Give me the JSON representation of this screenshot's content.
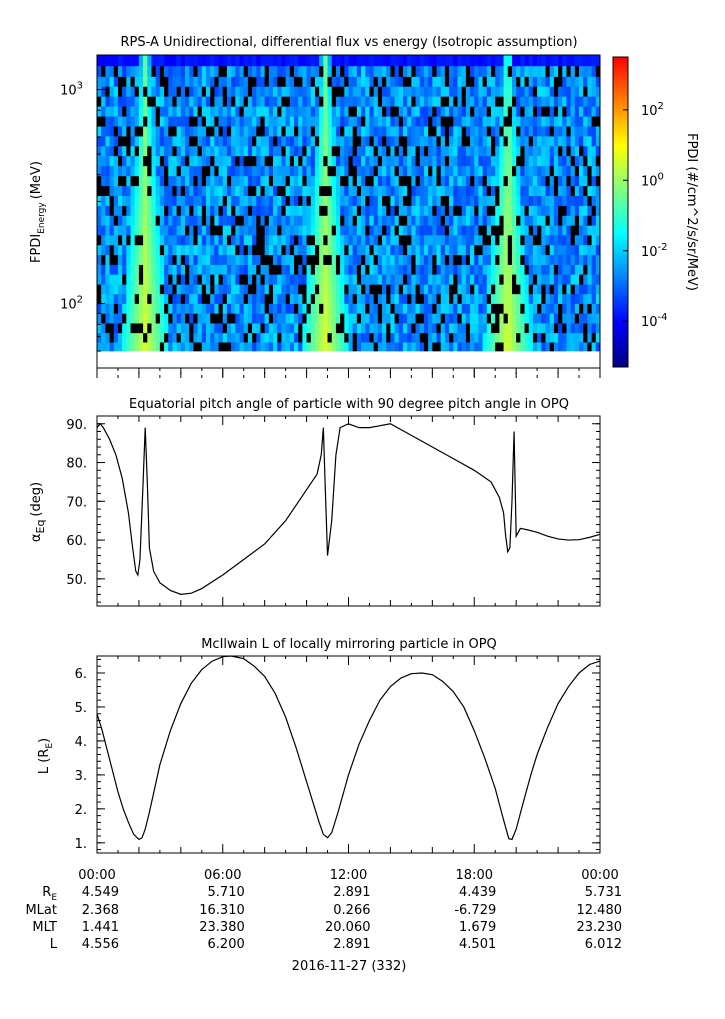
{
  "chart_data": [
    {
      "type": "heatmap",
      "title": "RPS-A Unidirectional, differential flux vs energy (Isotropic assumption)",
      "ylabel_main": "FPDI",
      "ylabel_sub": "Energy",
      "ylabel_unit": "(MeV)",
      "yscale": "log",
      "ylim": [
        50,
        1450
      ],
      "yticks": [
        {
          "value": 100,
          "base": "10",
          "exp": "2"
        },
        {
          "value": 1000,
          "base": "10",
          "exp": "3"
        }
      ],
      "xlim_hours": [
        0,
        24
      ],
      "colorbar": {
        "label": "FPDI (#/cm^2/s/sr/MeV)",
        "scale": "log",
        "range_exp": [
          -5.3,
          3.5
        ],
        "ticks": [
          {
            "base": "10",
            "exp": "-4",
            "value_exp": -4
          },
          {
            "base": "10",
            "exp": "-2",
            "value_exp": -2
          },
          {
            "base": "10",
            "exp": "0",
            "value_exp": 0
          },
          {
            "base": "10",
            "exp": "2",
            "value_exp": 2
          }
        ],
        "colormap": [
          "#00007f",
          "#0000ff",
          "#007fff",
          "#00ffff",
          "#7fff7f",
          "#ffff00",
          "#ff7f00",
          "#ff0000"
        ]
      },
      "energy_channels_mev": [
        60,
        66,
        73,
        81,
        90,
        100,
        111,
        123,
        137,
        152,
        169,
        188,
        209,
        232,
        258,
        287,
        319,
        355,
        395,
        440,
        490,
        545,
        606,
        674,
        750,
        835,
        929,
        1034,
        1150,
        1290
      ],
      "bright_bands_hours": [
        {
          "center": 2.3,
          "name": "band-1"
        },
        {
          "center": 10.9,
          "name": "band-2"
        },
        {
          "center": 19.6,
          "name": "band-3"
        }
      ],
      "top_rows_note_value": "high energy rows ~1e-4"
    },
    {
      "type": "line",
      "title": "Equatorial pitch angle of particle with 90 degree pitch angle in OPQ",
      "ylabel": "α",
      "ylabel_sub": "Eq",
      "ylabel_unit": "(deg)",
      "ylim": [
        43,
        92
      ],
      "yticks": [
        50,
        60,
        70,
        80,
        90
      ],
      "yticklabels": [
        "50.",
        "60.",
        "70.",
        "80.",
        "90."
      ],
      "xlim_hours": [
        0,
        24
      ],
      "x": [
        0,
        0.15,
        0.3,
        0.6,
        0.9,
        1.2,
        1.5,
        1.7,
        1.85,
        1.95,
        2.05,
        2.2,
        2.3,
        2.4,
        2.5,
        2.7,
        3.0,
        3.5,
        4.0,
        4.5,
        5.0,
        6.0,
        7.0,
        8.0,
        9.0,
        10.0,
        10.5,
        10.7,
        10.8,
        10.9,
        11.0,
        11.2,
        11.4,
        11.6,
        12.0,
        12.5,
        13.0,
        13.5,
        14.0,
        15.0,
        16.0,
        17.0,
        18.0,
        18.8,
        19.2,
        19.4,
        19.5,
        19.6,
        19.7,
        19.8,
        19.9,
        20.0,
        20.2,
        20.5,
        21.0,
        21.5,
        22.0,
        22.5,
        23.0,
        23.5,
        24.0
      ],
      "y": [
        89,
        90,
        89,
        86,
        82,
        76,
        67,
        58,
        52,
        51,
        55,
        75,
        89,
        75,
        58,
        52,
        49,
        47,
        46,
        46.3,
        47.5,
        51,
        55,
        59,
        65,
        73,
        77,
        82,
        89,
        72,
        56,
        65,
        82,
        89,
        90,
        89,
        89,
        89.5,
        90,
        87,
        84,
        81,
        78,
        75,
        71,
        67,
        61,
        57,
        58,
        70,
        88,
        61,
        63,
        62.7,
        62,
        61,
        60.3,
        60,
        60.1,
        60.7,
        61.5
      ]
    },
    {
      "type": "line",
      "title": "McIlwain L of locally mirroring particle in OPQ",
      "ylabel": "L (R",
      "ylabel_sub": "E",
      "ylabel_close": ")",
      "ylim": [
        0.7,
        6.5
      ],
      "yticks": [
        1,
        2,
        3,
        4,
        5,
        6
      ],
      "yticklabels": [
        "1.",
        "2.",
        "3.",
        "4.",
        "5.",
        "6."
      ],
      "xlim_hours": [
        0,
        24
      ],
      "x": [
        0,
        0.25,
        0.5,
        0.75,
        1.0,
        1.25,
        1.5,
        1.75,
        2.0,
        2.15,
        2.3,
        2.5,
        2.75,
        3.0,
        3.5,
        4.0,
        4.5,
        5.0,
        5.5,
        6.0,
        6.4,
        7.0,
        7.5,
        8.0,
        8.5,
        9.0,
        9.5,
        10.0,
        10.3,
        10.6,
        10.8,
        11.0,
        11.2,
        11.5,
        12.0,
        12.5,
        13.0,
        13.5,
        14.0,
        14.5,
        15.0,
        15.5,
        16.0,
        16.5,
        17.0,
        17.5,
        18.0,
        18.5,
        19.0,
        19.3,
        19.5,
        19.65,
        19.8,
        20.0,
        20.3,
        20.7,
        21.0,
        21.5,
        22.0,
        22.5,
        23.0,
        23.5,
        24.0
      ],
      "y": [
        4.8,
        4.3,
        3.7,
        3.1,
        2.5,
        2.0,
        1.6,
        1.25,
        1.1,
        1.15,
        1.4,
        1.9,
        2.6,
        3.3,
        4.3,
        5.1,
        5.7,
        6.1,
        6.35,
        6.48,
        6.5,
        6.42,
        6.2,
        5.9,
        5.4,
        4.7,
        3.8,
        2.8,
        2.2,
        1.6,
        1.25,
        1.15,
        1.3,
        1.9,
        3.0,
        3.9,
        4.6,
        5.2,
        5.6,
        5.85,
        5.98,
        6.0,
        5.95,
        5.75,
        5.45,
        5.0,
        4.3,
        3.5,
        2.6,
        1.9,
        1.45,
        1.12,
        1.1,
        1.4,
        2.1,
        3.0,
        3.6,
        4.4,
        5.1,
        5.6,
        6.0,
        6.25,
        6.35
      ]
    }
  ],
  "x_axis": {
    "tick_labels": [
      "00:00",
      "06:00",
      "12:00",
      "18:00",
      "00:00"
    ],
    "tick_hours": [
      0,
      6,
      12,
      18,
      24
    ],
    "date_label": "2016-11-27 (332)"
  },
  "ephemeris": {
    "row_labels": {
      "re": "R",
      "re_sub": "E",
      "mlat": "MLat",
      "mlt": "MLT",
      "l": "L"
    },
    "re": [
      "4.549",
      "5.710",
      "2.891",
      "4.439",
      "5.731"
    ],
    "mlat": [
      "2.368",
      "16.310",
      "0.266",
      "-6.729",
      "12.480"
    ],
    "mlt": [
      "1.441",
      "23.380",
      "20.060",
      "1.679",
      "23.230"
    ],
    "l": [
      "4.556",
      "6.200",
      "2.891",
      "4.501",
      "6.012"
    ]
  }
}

━━━

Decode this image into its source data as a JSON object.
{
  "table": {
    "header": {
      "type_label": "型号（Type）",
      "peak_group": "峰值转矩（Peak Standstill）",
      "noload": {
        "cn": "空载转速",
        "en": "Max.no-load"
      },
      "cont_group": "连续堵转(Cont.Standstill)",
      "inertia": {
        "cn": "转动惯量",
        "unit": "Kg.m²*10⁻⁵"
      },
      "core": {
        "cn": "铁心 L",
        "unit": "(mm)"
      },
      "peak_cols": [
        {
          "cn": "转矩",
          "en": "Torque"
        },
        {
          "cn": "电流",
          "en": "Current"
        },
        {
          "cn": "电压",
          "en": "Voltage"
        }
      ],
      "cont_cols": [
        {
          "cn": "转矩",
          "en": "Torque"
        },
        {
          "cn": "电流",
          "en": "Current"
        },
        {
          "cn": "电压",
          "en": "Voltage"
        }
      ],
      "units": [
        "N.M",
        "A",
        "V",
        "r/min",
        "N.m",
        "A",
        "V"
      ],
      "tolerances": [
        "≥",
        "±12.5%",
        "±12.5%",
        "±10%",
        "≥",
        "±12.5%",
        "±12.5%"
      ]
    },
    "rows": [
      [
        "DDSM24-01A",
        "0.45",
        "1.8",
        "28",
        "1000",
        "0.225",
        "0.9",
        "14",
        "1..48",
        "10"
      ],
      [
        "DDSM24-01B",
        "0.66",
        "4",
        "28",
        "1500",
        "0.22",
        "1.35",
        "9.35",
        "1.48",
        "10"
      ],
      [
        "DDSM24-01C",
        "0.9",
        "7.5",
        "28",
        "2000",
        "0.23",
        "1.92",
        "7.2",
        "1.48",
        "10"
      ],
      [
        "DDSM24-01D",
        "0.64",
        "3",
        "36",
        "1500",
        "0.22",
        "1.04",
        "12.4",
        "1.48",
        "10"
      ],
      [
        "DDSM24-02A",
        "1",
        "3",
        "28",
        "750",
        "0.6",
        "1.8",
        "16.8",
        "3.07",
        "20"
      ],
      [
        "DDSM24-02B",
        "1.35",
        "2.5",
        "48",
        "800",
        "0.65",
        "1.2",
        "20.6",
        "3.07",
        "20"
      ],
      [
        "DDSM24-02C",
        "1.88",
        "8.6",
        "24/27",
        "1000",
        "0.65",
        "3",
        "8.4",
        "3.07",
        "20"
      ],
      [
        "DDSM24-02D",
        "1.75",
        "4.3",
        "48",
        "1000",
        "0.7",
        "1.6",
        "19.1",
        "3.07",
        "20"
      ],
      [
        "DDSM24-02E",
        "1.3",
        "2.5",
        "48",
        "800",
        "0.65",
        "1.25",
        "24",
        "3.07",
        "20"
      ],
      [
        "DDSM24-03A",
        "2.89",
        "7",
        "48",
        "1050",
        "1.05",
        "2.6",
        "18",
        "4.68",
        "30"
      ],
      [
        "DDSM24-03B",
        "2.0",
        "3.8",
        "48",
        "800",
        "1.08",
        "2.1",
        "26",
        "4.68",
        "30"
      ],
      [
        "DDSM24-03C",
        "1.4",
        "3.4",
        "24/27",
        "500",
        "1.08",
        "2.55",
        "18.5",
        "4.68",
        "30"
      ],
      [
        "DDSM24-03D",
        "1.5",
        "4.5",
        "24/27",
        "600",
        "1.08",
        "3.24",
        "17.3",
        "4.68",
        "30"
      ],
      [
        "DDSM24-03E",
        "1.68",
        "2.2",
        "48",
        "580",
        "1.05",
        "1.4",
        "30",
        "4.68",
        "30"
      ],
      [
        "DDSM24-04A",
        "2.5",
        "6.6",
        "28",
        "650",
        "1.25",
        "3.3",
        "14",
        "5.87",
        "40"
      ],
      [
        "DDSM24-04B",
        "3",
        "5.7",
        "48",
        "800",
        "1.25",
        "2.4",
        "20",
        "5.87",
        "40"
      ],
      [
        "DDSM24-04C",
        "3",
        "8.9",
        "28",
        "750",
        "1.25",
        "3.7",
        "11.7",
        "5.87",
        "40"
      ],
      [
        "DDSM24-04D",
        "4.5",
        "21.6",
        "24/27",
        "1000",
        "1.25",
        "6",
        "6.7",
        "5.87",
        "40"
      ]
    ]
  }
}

━━━

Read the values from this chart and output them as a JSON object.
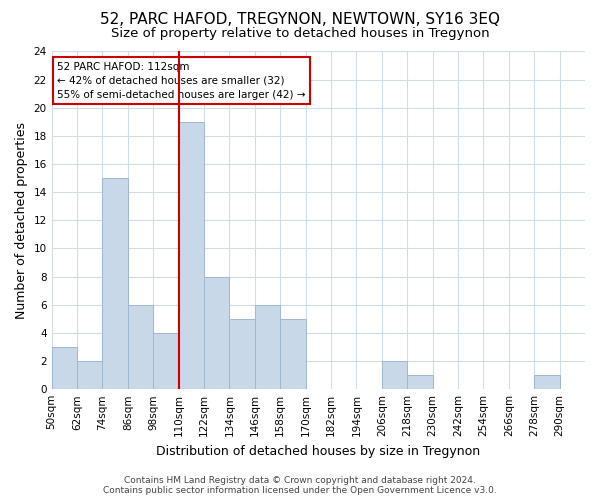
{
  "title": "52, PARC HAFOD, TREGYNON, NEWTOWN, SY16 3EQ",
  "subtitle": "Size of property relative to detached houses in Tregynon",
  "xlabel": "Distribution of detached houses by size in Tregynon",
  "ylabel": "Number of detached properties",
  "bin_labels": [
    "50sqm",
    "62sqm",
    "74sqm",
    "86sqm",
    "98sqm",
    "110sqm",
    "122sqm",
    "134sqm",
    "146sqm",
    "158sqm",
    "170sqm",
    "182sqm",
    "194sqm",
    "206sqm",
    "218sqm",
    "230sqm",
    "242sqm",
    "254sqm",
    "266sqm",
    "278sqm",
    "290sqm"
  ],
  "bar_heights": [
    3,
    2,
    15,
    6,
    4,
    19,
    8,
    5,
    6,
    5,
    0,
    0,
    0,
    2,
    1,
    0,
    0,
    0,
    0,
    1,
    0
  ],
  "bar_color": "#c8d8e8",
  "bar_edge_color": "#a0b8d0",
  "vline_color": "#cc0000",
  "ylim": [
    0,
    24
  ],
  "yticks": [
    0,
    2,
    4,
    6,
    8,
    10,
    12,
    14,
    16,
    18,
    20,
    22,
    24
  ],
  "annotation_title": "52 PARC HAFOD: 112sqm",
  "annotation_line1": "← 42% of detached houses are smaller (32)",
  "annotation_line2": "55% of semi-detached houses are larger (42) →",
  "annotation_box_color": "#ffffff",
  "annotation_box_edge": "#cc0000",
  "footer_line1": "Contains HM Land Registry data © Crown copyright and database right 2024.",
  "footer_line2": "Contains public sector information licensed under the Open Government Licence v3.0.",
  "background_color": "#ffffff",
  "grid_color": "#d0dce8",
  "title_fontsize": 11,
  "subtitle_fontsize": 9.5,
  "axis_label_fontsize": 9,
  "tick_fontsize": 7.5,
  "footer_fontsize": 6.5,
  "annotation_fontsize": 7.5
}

━━━

▶ **Task statement**
From the entries above, select each line containing the string "rows".

▶ **Right answer**
      "top_rows_note_value": "high energy rows ~1e-4"
    "rows": [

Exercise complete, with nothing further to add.